Request> Write out the listing below in full and exactly, leaving out every picture.
[START]
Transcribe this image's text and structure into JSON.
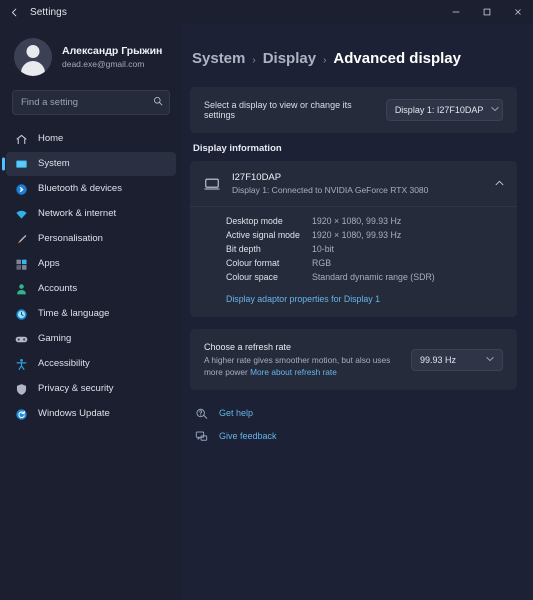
{
  "titlebar": {
    "back_label": "←",
    "title": "Settings",
    "minimize": "─",
    "maximize": "□",
    "close": "✕"
  },
  "sidebar": {
    "account": {
      "name": "Александр Грыжин",
      "email": "dead.exe@gmail.com"
    },
    "search": {
      "placeholder": "Find a setting",
      "value": "",
      "icon": "search-icon"
    },
    "items": [
      {
        "label": "Home",
        "icon": "home-icon",
        "selected": false
      },
      {
        "label": "System",
        "icon": "system-icon",
        "selected": true
      },
      {
        "label": "Bluetooth & devices",
        "icon": "bluetooth-icon",
        "selected": false
      },
      {
        "label": "Network & internet",
        "icon": "wifi-icon",
        "selected": false
      },
      {
        "label": "Personalisation",
        "icon": "paintbrush-icon",
        "selected": false
      },
      {
        "label": "Apps",
        "icon": "apps-icon",
        "selected": false
      },
      {
        "label": "Accounts",
        "icon": "account-icon",
        "selected": false
      },
      {
        "label": "Time & language",
        "icon": "clock-icon",
        "selected": false
      },
      {
        "label": "Gaming",
        "icon": "gamepad-icon",
        "selected": false
      },
      {
        "label": "Accessibility",
        "icon": "accessibility-icon",
        "selected": false
      },
      {
        "label": "Privacy & security",
        "icon": "shield-icon",
        "selected": false
      },
      {
        "label": "Windows Update",
        "icon": "update-icon",
        "selected": false
      }
    ]
  },
  "main": {
    "breadcrumb": {
      "first": "System",
      "second": "Display",
      "current": "Advanced display",
      "separator": "›"
    },
    "display_select": {
      "label": "Select a display to view or change its settings",
      "value": "Display 1: I27F10DAP",
      "chevron": "⌄"
    },
    "display_information": {
      "section_title": "Display information",
      "monitor_name": "I27F10DAP",
      "monitor_sub": "Display 1: Connected to NVIDIA GeForce RTX 3080",
      "collapse_chevron": "⌃",
      "details": [
        {
          "key": "Desktop mode",
          "value": "1920 × 1080, 99.93 Hz"
        },
        {
          "key": "Active signal mode",
          "value": "1920 × 1080, 99.93 Hz"
        },
        {
          "key": "Bit depth",
          "value": "10-bit"
        },
        {
          "key": "Colour format",
          "value": "RGB"
        },
        {
          "key": "Colour space",
          "value": "Standard dynamic range (SDR)"
        }
      ],
      "adaptor_link": "Display adaptor properties for Display 1"
    },
    "refresh_rate": {
      "title": "Choose a refresh rate",
      "description": "A higher rate gives smoother motion, but also uses more power",
      "more_link": "More about refresh rate",
      "value": "99.93 Hz",
      "chevron": "⌄"
    },
    "footer": {
      "get_help": "Get help",
      "give_feedback": "Give feedback"
    }
  },
  "colors": {
    "accent": "#4cc2ff",
    "link": "#63b6e8",
    "window_bg": "#1d2135",
    "sidebar_bg": "#1b1f30",
    "card_bg": "#262b3c"
  }
}
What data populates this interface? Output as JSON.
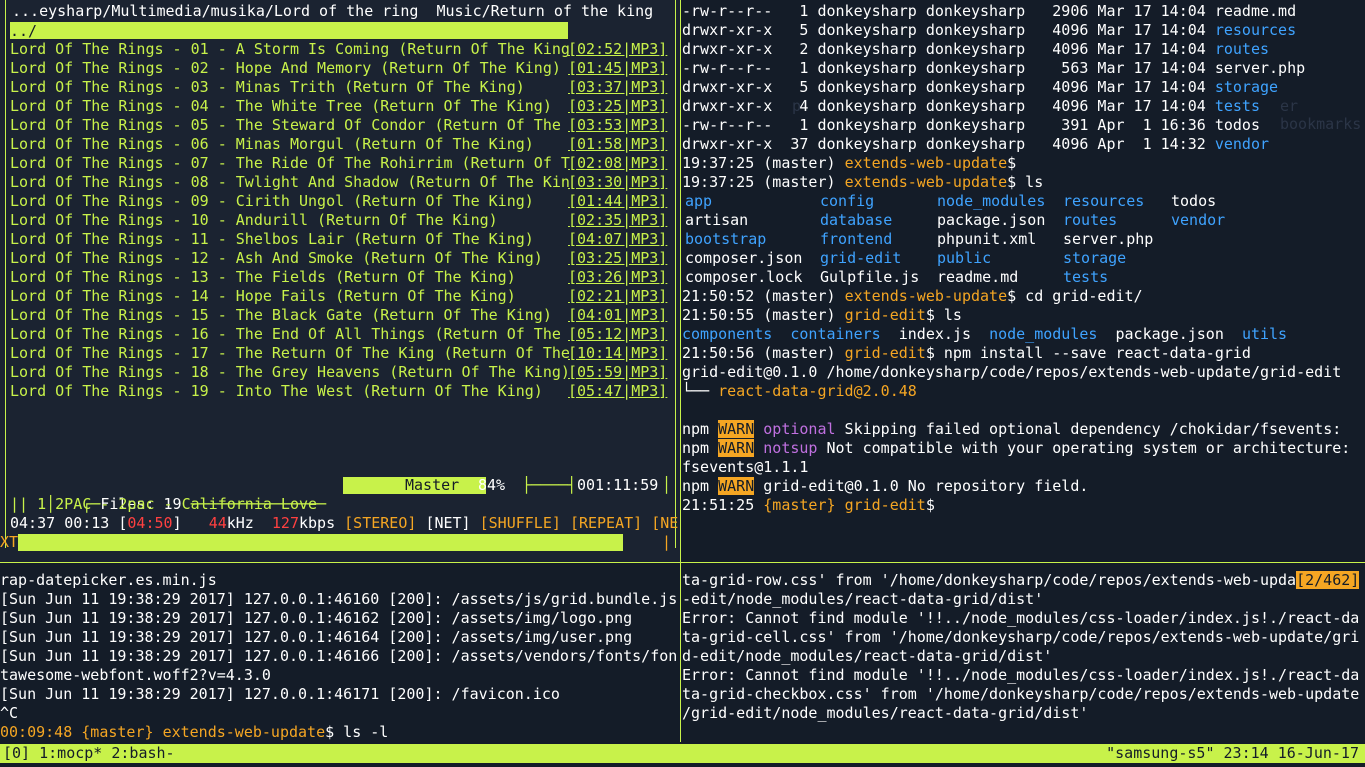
[END]
Solution for this exercise>
Transcribe this image's text and structure into JSON.
{
  "titlebar": {
    "back_label": "←",
    "title": "Settings",
    "minimize": "─",
    "maximize": "□",
    "close": "✕"
  },
  "sidebar": {
    "account": {
      "name": "Александр Грыжин",
      "email": "dead.exe@gmail.com"
    },
    "search": {
      "placeholder": "Find a setting",
      "value": "",
      "icon": "search-icon"
    },
    "items": [
      {
        "label": "Home",
        "icon": "home-icon",
        "selected": false
      },
      {
        "label": "System",
        "icon": "system-icon",
        "selected": true
      },
      {
        "label": "Bluetooth & devices",
        "icon": "bluetooth-icon",
        "selected": false
      },
      {
        "label": "Network & internet",
        "icon": "wifi-icon",
        "selected": false
      },
      {
        "label": "Personalisation",
        "icon": "paintbrush-icon",
        "selected": false
      },
      {
        "label": "Apps",
        "icon": "apps-icon",
        "selected": false
      },
      {
        "label": "Accounts",
        "icon": "account-icon",
        "selected": false
      },
      {
        "label": "Time & language",
        "icon": "clock-icon",
        "selected": false
      },
      {
        "label": "Gaming",
        "icon": "gamepad-icon",
        "selected": false
      },
      {
        "label": "Accessibility",
        "icon": "accessibility-icon",
        "selected": false
      },
      {
        "label": "Privacy & security",
        "icon": "shield-icon",
        "selected": false
      },
      {
        "label": "Windows Update",
        "icon": "update-icon",
        "selected": false
      }
    ]
  },
  "main": {
    "breadcrumb": {
      "first": "System",
      "second": "Display",
      "current": "Advanced display",
      "separator": "›"
    },
    "display_select": {
      "label": "Select a display to view or change its settings",
      "value": "Display 1: I27F10DAP",
      "chevron": "⌄"
    },
    "display_information": {
      "section_title": "Display information",
      "monitor_name": "I27F10DAP",
      "monitor_sub": "Display 1: Connected to NVIDIA GeForce RTX 3080",
      "collapse_chevron": "⌃",
      "details": [
        {
          "key": "Desktop mode",
          "value": "1920 × 1080, 99.93 Hz"
        },
        {
          "key": "Active signal mode",
          "value": "1920 × 1080, 99.93 Hz"
        },
        {
          "key": "Bit depth",
          "value": "10-bit"
        },
        {
          "key": "Colour format",
          "value": "RGB"
        },
        {
          "key": "Colour space",
          "value": "Standard dynamic range (SDR)"
        }
      ],
      "adaptor_link": "Display adaptor properties for Display 1"
    },
    "refresh_rate": {
      "title": "Choose a refresh rate",
      "description": "A higher rate gives smoother motion, but also uses more power",
      "more_link": "More about refresh rate",
      "value": "99.93 Hz",
      "chevron": "⌄"
    },
    "footer": {
      "get_help": "Get help",
      "give_feedback": "Give feedback"
    }
  },
  "colors": {
    "accent": "#4cc2ff",
    "link": "#63b6e8",
    "window_bg": "#1d2135",
    "sidebar_bg": "#1b1f30",
    "card_bg": "#262b3c"
  }
}
What data populates this interface? Output as JSON.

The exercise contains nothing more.